↓↓↓

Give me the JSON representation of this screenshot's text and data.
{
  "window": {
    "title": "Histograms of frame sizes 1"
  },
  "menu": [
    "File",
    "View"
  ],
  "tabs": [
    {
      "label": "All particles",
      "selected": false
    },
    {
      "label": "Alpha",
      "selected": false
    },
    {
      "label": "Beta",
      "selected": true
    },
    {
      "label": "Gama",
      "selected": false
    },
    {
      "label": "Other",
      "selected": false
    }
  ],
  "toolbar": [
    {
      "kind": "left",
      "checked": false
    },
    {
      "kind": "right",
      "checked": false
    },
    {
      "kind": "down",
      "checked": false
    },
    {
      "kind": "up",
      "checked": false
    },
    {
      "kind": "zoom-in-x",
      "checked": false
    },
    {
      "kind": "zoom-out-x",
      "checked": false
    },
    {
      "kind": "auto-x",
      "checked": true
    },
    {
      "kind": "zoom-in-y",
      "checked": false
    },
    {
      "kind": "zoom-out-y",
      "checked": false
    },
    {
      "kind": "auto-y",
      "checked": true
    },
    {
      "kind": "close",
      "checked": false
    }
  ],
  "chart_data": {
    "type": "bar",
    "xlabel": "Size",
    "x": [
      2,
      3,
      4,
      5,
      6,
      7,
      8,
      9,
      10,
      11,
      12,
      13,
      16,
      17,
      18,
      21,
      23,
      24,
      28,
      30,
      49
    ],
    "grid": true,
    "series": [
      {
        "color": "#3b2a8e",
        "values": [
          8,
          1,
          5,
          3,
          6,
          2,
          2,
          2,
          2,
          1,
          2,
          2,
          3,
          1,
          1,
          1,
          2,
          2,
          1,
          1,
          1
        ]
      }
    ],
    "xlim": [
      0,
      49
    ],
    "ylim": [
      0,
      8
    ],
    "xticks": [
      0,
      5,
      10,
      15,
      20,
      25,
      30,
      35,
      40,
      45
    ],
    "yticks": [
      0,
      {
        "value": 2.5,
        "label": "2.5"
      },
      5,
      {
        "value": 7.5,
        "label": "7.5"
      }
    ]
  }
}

↑↑↑

# WHAT TO DO
Reproduce the material precisely, including every line.

# REPLY
Give me the JSON representation of this screenshot's text and data.
{
  "window": {
    "title": "Histograms of frame sizes 1"
  },
  "menu": [
    "File",
    "View"
  ],
  "tabs": [
    {
      "label": "All particles",
      "selected": false
    },
    {
      "label": "Alpha",
      "selected": false
    },
    {
      "label": "Beta",
      "selected": true
    },
    {
      "label": "Gama",
      "selected": false
    },
    {
      "label": "Other",
      "selected": false
    }
  ],
  "toolbar": [
    {
      "kind": "left",
      "checked": false
    },
    {
      "kind": "right",
      "checked": false
    },
    {
      "kind": "down",
      "checked": false
    },
    {
      "kind": "up",
      "checked": false
    },
    {
      "kind": "zoom-in-x",
      "checked": false
    },
    {
      "kind": "zoom-out-x",
      "checked": false
    },
    {
      "kind": "auto-x",
      "checked": true
    },
    {
      "kind": "zoom-in-y",
      "checked": false
    },
    {
      "kind": "zoom-out-y",
      "checked": false
    },
    {
      "kind": "auto-y",
      "checked": true
    },
    {
      "kind": "close",
      "checked": false
    }
  ],
  "chart_data": {
    "type": "bar",
    "xlabel": "Size",
    "x": [
      2,
      3,
      4,
      5,
      6,
      7,
      8,
      9,
      10,
      11,
      12,
      13,
      16,
      17,
      18,
      21,
      23,
      24,
      28,
      30,
      49
    ],
    "grid": true,
    "series": [
      {
        "color": "#3b2a8e",
        "values": [
          8,
          1,
          5,
          3,
          6,
          2,
          2,
          2,
          2,
          1,
          2,
          2,
          3,
          1,
          1,
          1,
          2,
          2,
          1,
          1,
          1
        ]
      }
    ],
    "xlim": [
      0,
      49
    ],
    "ylim": [
      0,
      8
    ],
    "xticks": [
      0,
      5,
      10,
      15,
      20,
      25,
      30,
      35,
      40,
      45
    ],
    "yticks": [
      0,
      {
        "value": 2.5,
        "label": "2.5"
      },
      5,
      {
        "value": 7.5,
        "label": "7.5"
      }
    ]
  }
}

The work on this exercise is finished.